Take down each entry exactly as written.

>> BEGIN SUPPLIED MATERIAL

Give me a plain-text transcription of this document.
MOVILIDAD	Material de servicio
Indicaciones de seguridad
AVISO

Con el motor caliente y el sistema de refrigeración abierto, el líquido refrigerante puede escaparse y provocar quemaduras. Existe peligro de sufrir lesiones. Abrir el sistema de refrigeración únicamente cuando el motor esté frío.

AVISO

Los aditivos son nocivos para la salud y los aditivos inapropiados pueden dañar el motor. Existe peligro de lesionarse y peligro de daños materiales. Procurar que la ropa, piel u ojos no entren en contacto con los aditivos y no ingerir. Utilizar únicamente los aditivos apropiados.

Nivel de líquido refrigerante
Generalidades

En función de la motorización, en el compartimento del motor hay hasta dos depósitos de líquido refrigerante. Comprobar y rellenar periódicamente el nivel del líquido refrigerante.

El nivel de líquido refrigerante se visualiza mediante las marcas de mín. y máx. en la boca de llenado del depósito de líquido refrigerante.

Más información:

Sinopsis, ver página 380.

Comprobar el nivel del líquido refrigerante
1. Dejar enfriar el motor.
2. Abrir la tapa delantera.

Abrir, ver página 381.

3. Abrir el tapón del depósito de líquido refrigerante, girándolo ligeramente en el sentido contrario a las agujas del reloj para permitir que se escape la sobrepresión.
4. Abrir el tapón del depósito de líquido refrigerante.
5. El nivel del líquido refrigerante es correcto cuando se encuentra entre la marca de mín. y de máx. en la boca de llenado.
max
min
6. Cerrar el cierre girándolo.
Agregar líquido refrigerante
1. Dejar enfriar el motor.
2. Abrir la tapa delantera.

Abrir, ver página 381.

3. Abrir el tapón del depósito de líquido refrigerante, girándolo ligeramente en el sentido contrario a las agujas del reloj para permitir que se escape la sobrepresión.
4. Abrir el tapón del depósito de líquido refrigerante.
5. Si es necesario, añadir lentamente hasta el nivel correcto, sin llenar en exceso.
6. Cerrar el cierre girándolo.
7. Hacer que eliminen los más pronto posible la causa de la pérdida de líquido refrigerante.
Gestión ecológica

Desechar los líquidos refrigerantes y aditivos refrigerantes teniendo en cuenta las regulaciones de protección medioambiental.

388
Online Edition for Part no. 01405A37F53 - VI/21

>> END SUPPLIED MATERIAL

• _PROBLEM SOLUTION_:
Give me a plain-text transcription of this document.
MOVILIDAD	Material de servicio
Indicaciones de seguridad
AVISO

Con el motor caliente y el sistema de refrigeración abierto, el líquido refrigerante puede escaparse y provocar quemaduras. Existe peligro de sufrir lesiones. Abrir el sistema de refrigeración únicamente cuando el motor esté frío.

AVISO

Los aditivos son nocivos para la salud y los aditivos inapropiados pueden dañar el motor. Existe peligro de lesionarse y peligro de daños materiales. Procurar que la ropa, piel u ojos no entren en contacto con los aditivos y no ingerir. Utilizar únicamente los aditivos apropiados.

Nivel de líquido refrigerante
Generalidades

En función de la motorización, en el compartimento del motor hay hasta dos depósitos de líquido refrigerante. Comprobar y rellenar periódicamente el nivel del líquido refrigerante.

El nivel de líquido refrigerante se visualiza mediante las marcas de mín. y máx. en la boca de llenado del depósito de líquido refrigerante.

Más información:

Sinopsis, ver página 380.

Comprobar el nivel del líquido refrigerante
1. Dejar enfriar el motor.
2. Abrir la tapa delantera.

Abrir, ver página 381.

3. Abrir el tapón del depósito de líquido refrigerante, girándolo ligeramente en el sentido contrario a las agujas del reloj para permitir que se escape la sobrepresión.
4. Abrir el tapón del depósito de líquido refrigerante.
5. El nivel del líquido refrigerante es correcto cuando se encuentra entre la marca de mín. y de máx. en la boca de llenado.
max
min
6. Cerrar el cierre girándolo.
Agregar líquido refrigerante
1. Dejar enfriar el motor.
2. Abrir la tapa delantera.

Abrir, ver página 381.

3. Abrir el tapón del depósito de líquido refrigerante, girándolo ligeramente en el sentido contrario a las agujas del reloj para permitir que se escape la sobrepresión.
4. Abrir el tapón del depósito de líquido refrigerante.
5. Si es necesario, añadir lentamente hasta el nivel correcto, sin llenar en exceso.
6. Cerrar el cierre girándolo.
7. Hacer que eliminen los más pronto posible la causa de la pérdida de líquido refrigerante.
Gestión ecológica

Desechar los líquidos refrigerantes y aditivos refrigerantes teniendo en cuenta las regulaciones de protección medioambiental.

388
Online Edition for Part no. 01405A37F53 - VI/21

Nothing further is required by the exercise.